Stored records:
===============

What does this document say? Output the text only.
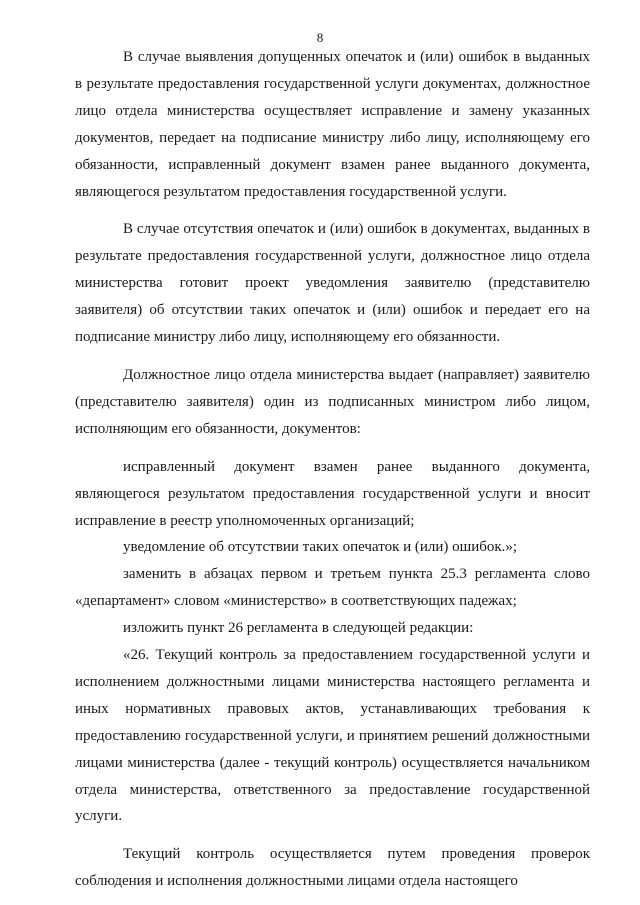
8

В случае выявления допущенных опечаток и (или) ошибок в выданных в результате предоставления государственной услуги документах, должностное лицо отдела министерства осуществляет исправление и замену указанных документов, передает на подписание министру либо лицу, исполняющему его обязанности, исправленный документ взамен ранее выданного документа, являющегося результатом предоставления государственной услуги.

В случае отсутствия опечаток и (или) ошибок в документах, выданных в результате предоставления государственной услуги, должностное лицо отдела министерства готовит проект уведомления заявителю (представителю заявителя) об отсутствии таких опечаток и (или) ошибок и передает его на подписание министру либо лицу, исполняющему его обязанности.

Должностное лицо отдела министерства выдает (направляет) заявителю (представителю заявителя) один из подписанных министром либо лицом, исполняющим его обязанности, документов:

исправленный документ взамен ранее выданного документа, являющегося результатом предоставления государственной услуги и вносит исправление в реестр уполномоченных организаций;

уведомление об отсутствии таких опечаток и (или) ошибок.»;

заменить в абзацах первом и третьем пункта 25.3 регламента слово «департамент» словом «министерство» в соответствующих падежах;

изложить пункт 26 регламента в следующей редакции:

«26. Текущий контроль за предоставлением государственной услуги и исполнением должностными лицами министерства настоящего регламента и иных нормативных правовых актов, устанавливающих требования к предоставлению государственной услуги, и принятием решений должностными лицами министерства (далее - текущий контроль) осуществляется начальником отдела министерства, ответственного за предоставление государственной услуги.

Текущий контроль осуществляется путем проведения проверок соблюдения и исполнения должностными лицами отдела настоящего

===============

Brief:
Give every line above again exactly, with no pictures.

Exercise solution:
What does this document say? Output the text only.
8

В случае выявления допущенных опечаток и (или) ошибок в выданных в результате предоставления государственной услуги документах, должностное лицо отдела министерства осуществляет исправление и замену указанных документов, передает на подписание министру либо лицу, исполняющему его обязанности, исправленный документ взамен ранее выданного документа, являющегося результатом предоставления государственной услуги.

В случае отсутствия опечаток и (или) ошибок в документах, выданных в результате предоставления государственной услуги, должностное лицо отдела министерства готовит проект уведомления заявителю (представителю заявителя) об отсутствии таких опечаток и (или) ошибок и передает его на подписание министру либо лицу, исполняющему его обязанности.

Должностное лицо отдела министерства выдает (направляет) заявителю (представителю заявителя) один из подписанных министром либо лицом, исполняющим его обязанности, документов:

исправленный документ взамен ранее выданного документа, являющегося результатом предоставления государственной услуги и вносит исправление в реестр уполномоченных организаций;

уведомление об отсутствии таких опечаток и (или) ошибок.»;

заменить в абзацах первом и третьем пункта 25.3 регламента слово «департамент» словом «министерство» в соответствующих падежах;

изложить пункт 26 регламента в следующей редакции:

«26. Текущий контроль за предоставлением государственной услуги и исполнением должностными лицами министерства настоящего регламента и иных нормативных правовых актов, устанавливающих требования к предоставлению государственной услуги, и принятием решений должностными лицами министерства (далее - текущий контроль) осуществляется начальником отдела министерства, ответственного за предоставление государственной услуги.

Текущий контроль осуществляется путем проведения проверок соблюдения и исполнения должностными лицами отдела настоящего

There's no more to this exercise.